-- Begin STORED DATA --

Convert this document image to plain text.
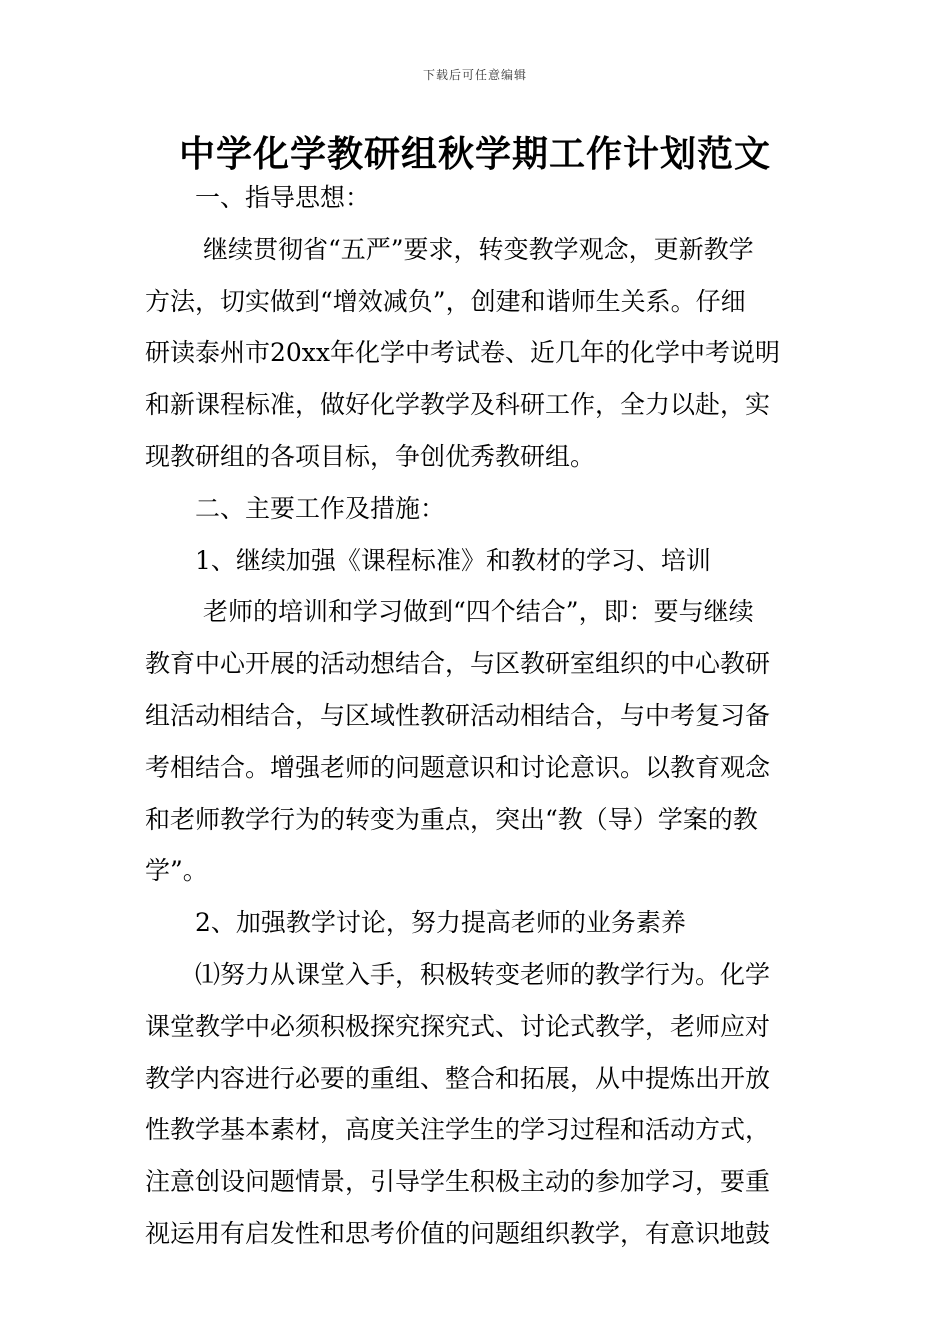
下载后可任意编辑
中学化学教研组秋学期工作计划范文
一、指导思想：
继续贯彻省“五严”要求，转变教学观念，更新教学
方法，切实做到“增效减负”，创建和谐师生关系。仔细
研读泰州市20xx年化学中考试卷、近几年的化学中考说明
和新课程标准，做好化学教学及科研工作，全力以赴，实
现教研组的各项目标，争创优秀教研组。
二、主要工作及措施：
1、继续加强《课程标准》和教材的学习、培训
老师的培训和学习做到“四个结合”，即：要与继续
教育中心开展的活动想结合，与区教研室组织的中心教研
组活动相结合，与区域性教研活动相结合，与中考复习备
考相结合。增强老师的问题意识和讨论意识。以教育观念
和老师教学行为的转变为重点，突出“教（导）学案的教
学”。
2、加强教学讨论，努力提高老师的业务素养
⑴努力从课堂入手，积极转变老师的教学行为。化学
课堂教学中必须积极探究探究式、讨论式教学，老师应对
教学内容进行必要的重组、整合和拓展，从中提炼出开放
性教学基本素材，高度关注学生的学习过程和活动方式，
注意创设问题情景，引导学生积极主动的参加学习，要重
视运用有启发性和思考价值的问题组织教学，有意识地鼓
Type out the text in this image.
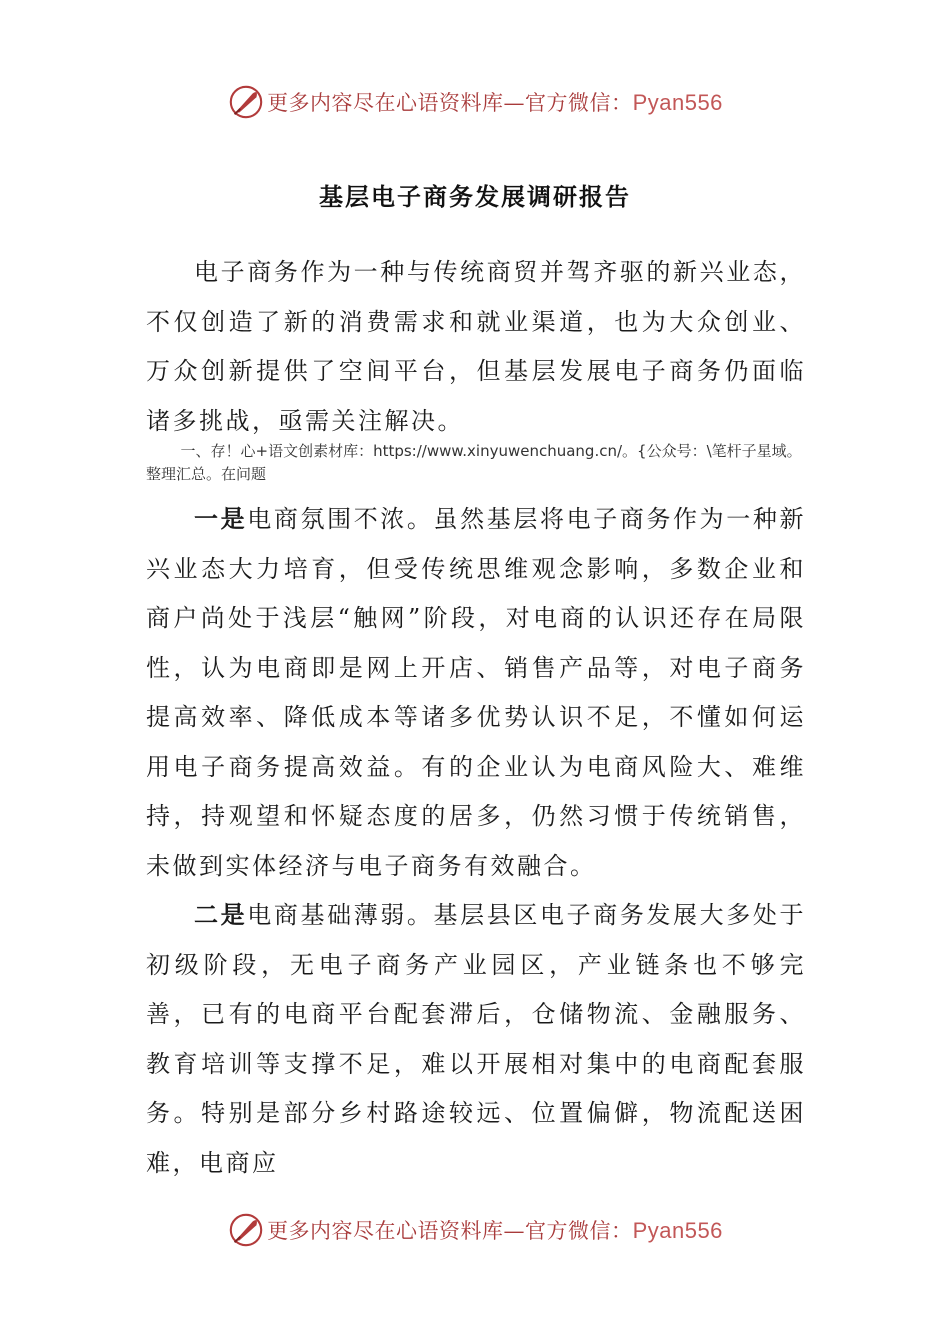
更多内容尽在心语资料库—官方微信：Pyan556
基层电子商务发展调研报告

电子商务作为一种与传统商贸并驾齐驱的新兴业态，不仅创造了新的消费需求和就业渠道，也为大众创业、万众创新提供了空间平台，但基层发展电子商务仍面临诸多挑战，亟需关注解决。

一、存！心+语文创素材库：https://www.xinyuwenchuang.cn/。{公众号：\笔杆子星域。整理汇总。在问题

一是电商氛围不浓。虽然基层将电子商务作为一种新兴业态大力培育，但受传统思维观念影响，多数企业和商户尚处于浅层“触网”阶段，对电商的认识还存在局限性，认为电商即是网上开店、销售产品等，对电子商务提高效率、降低成本等诸多优势认识不足，不懂如何运用电子商务提高效益。有的企业认为电商风险大、难维持，持观望和怀疑态度的居多，仍然习惯于传统销售，未做到实体经济与电子商务有效融合。

二是电商基础薄弱。基层县区电子商务发展大多处于初级阶段，无电子商务产业园区，产业链条也不够完善，已有的电商平台配套滞后，仓储物流、金融服务、教育培训等支撑不足，难以开展相对集中的电商配套服务。特别是部分乡村路途较远、位置偏僻，物流配送困难，电商应

更多内容尽在心语资料库—官方微信：Pyan556
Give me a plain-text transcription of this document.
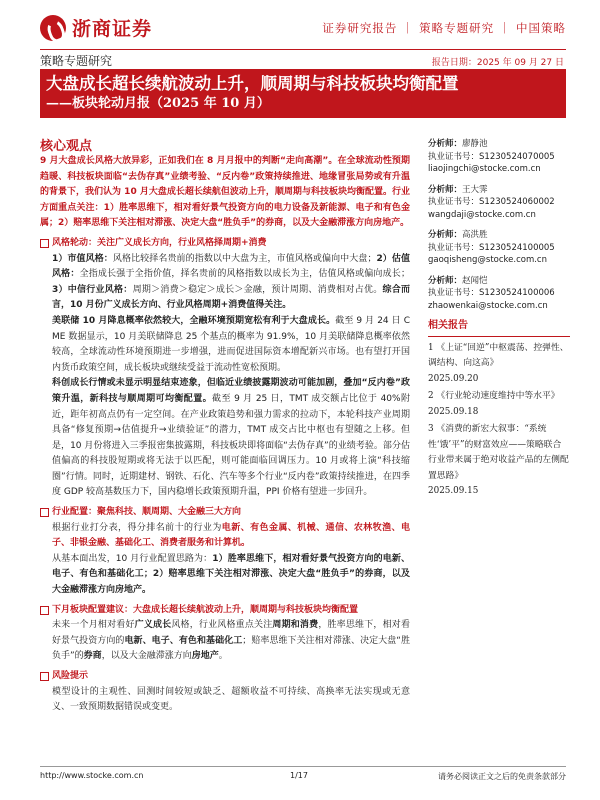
浙商证券	证券研究报告 ｜ 策略专题研究 ｜ 中国策略
策略专题研究	报告日期：2025 年 09 月 27 日
大盘成长超长续航波动上升，顺周期与科技板块均衡配置
——板块轮动月报（2025 年 10 月）
核心观点

9 月大盘成长风格大放异彩，正如我们在 8 月月报中的判断“走向高潮”。在全球流动性预期趋暖、科技板块面临“去伪存真”业绩考验、“反内卷”政策持续推进、地缘冒张局势或有升温的背景下，我们认为 10 月大盘成长超长续航但波动上升，顺周期与科技板块均衡配置。行业方面重点关注：1）胜率思维下，相对看好景气投资方向的电力设备及新能源、电子和有色金属；2）赔率思维下关注相对滞涨、决定大盘“胜负手”的券商，以及大金融滞涨方向房地产。

风格轮动：关注广义成长方向，行业风格择周期+消费

1）市值风格：风格比较择名贵前的指数以中大盘为主，市值风格或偏向中大盘；2）估值风格：全指成长强于全指价值，择名贵前的风格指数以成长为主，估值风格或偏向成长；3）中信行业风格：周期＞消费＞稳定＞成长＞金融，预计周期、消费相对占优。综合而言，10 月份广义成长方向、行业风格周期+消费值得关注。

美联储 10 月降息概率依然较大，全融环境预期宽松有利于大盘成长。截至 9 月 24 日 CME 数据显示，10 月美联储降息 25 个基点的概率为 91.9%，10 月美联储降息概率依然较高，全球流动性环境预期进一步增强，进而促进国际资本增配新兴市场。也有望打开国内货币政策空间，成长板块或继续受益于流动性宽松预期。

科创成长行情或未显示明显结束迹象，但临近业绩披露期波动可能加剧，叠加“反内卷”政策升温，新科技与顺周期可均衡配置。截至 9 月 25 日，TMT 成交额占比位于 40%附近，距年初高点仍有一定空间。在产业政策趋势和强力需求的拉动下，本轮科技产业周期具备“修复预期→估值提升→业绩验证”的潜力，TMT 成交占比中枢也有望随之上移。但是，10 月份将进入三季报密集披露期，科技板块即将面临“去伪存真”的业绩考验。部分估值偏高的科技股短期或将无法于以匹配，则可能面临回调压力。10 月或将上演“科技缩圈”行情。同时，近期建材、钢铁、石化、汽车等多个行业“反内卷”政策持续推进，在四季度 GDP 较高基数压力下，国内稳增长政策预期升温，PPI 价格有望进一步回升。

行业配置：聚焦科技、顺周期、大金融三大方向

根据行业打分表，得分排名前十的行业为电新、有色金属、机械、通信、农林牧渔、电子、非银金融、基础化工、消费者服务和计算机。

从基本面出发，10 月行业配置思路为：1）胜率思维下，相对看好景气投资方向的电新、电子、有色和基础化工；2）赔率思维下关注相对滞涨、决定大盘“胜负手”的券商，以及大金融滞涨方向房地产。

下月板块配置建议：大盘成长超长续航波动上升，顺周期与科技板块均衡配置

未来一个月相对看好广义成长风格，行业风格重点关注周期和消费，胜率思维下，相对看好景气投资方向的电新、电子、有色和基础化工；赔率思维下关注相对滞涨、决定大盘“胜负手”的券商，以及大金融滞涨方向房地产。

风险提示

模型设计的主观性、回测时间较短或缺乏、超额收益不可持续、高换率无法实现或无意义、一致预期数据错误或变更。

分析师：廖静池
执业证书号：S1230524070005
liaojingchi@stocke.com.cn
分析师：王大霁
执业证书号：S1230524060002
wangdaji@stocke.com.cn
分析师：高洪胜
执业证书号：S1230524100005
gaoqisheng@stocke.com.cn
分析师：赵闻恺
执业证书号：S1230524100006
zhaowenkai@stocke.com.cn
相关报告
1 《上证“回逆”中枢震荡、控弹性、调结构、向这高》
2025.09.20
2 《行业轮动速度维持中等水平》
2025.09.18
3 《消费的新宏大叙事：“系统性‘饿’平”的财富效应——策略联合行业带来属于绝对收益产品的左侧配置思路》
2025.09.15
http://www.stocke.com.cn	1/17	请务必阅读正文之后的免责条款部分
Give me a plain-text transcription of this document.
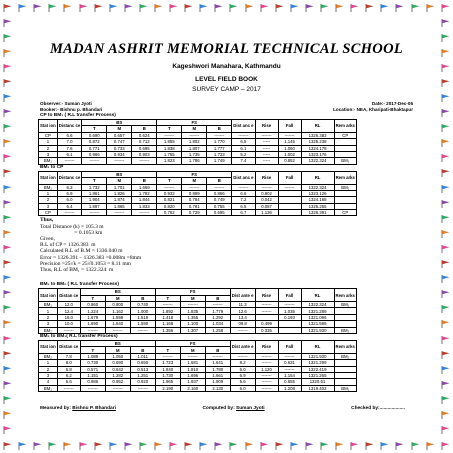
MADAN ASHRIT MEMORIAL TECHNICAL SCHOOL
Kageshwori Manahara, Kathmandu
LEVEL FIELD BOOK
SURVEY CAMP – 2017
Observer:- Suman Jyoti	Date:- 2017-Dec-05
Booker:- Bishnu p. Bhandari	Location:- NEA, Kharipati-Bhaktapur
CP to BM₁ ( R.L transfer Process)
Stat ion	Distanc ce	BS			FS			Dist anc e	Rise	Fall	RL	Rem arks
		T	M	B	T	M	B					
CP	6.6	0.690	0.657	0.624	-------	-------	-------	-------	-------	-------	1326.383	CP
1	7.0	0.872	0.747	0.712	1.855	1.802	1.770	6.5	-----	1.145	1325.238	
2	7.6	0.771	0.733	0.695	1.838	1.807	1.777	6.1	-----	1.060	1324.178	
3	6.1	0.966	0.934	0.903	1.765	1.735	1.733	5.2	-----	1.002	1323.176	
BM₁	-------	-------	-------	-------	1.823	1.786	1.749	7.4	-----	0.852	1322.324	BM₁
BM₁ to CP
Stat ion	Distanc ce	BS			FS			Dist anc e	Rise	Fall	RL	Rem arks
		T	M	B	T	M	B					
BM₁	6.3	1.732	1.701	1.669	-------	-------	-------	-------	-------	-------	1322.324	BM₁
1	6.9	1.861	1.826	1.792	0.932	0.899	0.866	6.6	0.802		1323.126	
2	6.0	1.904	1.874	1.844	0.821	0.784	0.749	7.2	0.042		1324.168	
3	6.4	1.897	1.865	1.833	0.820	0.781	0.755	6.5	0.087		1325.255	
CP	-------	-------	-------	-------	0.762	0.729	0.695	6.7	1.136		1326.391	CP
Thus,
Total Distance (k) = 105.3 m
= 0.1053 km
Given,
R.L of CP = 1326.383  m
Calculated R.L of B.M = 1336.040 m
Error = 1326.391 – 1326.383 =0.008m =8mm
Precision =25√k = 25√0.1053 = 8.11 mm
Thus, R.L of BM₁ = 1322.324  m
BM₁ to BM₂ ( R.L transfer Process)
Stat ion	Distan ce	BS			FS			Dist ante e	Rise	Fall	RL	Rem arks
		T	M	B	T	M	B					
BM₁	12.0	0.860	0.800	0.740	-------	-------	-------	11.3	-------	-------	1322.324	BM₁
1	12.4	1.224	1.162	1.000	1.892	1.835	1.779	12.6	-------	1.035	1321.289	
2	16.0	1.679	1.599	1.519	1.418	1.355	1.292	13.4		0.193	1321.096	
3	10.0	1.690	1.640	1.590	1.168	1.100	1.034	09.8	0.499		1321.595	
BM₂	-------	-------	-------	-------	1.356	1.307	1.258	-------	0.335		1321.930	BM₂
BM₂ to BM₁( R.L transfer Process)
Stat ion	Distan ce	BS			FS			Dist ante e	Rise	Fall	RL	Rem arks
		T	M	B	T	M	B					
BM₂	7.8	1.089	1.050	1.011	-------	-------	-------	-------	-------	-------	1321.930	BM₂
1	8.0	0.730	0.690	0.650	1.723	1.681	1.641	8.2	-------	0.631	1321.299	
2	5.8	0.571	0.542	0.513	1.840	1.810	1.780	6.0	1.120	-------	1322.419	
3	6.2	1.151	1.282	1.251	1.730	1.696	1.661	6.9	-------	1.154	1321.265	
4	6.6	0.986	0.952	0.920	1.965	1.937	1.909	5.6	-------	0.655	1320.61	
BM₁	-------	-------	-------	-------	2.190	2.160	2.130	6.0	-------	1.208	1319.402	BM₁
Measured by: Bishnu P. Bhandari	Computed by: Suman Jyoti	Checked by:...................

-- End STORED DATA --

WHAT IS REQUIRED: Count the lines above that contain the word "text". Give only the number.

REPLY TO THE EXERCISE: 4